■ Aim of the task
Go through the listing and copy each line with the string "this".

■ Recorded information
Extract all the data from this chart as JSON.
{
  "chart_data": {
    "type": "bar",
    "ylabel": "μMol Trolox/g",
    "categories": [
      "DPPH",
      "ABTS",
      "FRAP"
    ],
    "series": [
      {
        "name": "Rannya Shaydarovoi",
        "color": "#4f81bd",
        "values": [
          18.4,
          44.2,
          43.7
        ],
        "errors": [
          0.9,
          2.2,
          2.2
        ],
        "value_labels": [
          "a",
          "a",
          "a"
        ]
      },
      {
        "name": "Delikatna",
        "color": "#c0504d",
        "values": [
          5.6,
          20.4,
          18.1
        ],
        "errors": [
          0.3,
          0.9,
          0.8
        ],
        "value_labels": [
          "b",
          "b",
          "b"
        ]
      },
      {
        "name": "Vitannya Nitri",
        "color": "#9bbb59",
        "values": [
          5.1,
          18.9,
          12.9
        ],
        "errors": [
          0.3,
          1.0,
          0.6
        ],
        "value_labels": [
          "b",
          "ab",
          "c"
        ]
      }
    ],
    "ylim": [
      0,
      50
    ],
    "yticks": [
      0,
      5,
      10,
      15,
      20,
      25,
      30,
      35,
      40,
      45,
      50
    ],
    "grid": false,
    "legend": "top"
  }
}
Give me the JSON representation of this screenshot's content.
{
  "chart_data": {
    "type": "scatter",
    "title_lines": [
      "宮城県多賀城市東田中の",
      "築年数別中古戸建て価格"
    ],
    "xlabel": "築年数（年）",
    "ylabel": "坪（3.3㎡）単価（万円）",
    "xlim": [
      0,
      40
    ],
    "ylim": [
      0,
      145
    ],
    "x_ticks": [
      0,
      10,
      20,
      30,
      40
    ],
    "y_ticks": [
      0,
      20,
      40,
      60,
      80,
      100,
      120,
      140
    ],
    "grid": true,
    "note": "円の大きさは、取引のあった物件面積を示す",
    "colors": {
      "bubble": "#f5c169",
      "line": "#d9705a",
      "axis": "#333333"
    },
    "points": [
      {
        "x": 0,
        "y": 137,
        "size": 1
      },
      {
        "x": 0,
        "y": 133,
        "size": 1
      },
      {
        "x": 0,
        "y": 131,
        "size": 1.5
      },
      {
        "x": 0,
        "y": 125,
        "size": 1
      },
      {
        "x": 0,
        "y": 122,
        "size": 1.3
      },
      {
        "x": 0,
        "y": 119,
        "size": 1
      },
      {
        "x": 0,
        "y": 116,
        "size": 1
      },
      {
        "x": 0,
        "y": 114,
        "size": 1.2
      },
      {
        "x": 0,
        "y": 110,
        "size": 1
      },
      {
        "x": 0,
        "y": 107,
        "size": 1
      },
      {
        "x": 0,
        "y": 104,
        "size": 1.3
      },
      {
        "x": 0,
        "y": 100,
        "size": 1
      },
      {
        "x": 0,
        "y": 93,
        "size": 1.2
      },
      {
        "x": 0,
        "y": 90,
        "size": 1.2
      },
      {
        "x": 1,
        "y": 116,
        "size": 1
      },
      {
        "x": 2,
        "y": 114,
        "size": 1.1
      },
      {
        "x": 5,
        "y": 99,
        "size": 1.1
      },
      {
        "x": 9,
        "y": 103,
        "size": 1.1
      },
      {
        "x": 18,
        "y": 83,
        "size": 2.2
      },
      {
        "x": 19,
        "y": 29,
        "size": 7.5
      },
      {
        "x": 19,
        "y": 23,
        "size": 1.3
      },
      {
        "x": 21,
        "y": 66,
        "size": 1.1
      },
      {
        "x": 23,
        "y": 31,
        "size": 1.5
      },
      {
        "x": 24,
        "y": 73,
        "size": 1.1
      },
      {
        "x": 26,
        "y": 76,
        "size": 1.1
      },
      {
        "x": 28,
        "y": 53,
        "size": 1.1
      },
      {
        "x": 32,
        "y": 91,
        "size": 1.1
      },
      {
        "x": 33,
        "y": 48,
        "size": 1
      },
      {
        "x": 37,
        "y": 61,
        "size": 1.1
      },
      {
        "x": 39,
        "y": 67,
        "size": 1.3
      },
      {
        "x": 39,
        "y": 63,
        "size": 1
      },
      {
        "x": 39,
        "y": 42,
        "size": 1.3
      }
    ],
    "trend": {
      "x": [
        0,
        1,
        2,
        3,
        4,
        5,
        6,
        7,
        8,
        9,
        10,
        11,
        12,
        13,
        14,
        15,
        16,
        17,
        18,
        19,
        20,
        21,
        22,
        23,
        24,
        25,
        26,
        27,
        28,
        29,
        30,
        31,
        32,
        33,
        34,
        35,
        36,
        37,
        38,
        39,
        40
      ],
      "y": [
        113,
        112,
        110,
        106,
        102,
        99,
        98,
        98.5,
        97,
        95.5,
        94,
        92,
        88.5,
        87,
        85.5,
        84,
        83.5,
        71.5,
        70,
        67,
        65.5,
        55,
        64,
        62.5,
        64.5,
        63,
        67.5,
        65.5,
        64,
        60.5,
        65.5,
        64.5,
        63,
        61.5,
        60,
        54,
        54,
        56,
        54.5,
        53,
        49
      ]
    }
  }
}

■ Written response
Extract all the data from this chart as JSON.
Give me the JSON representation of this screenshot's content.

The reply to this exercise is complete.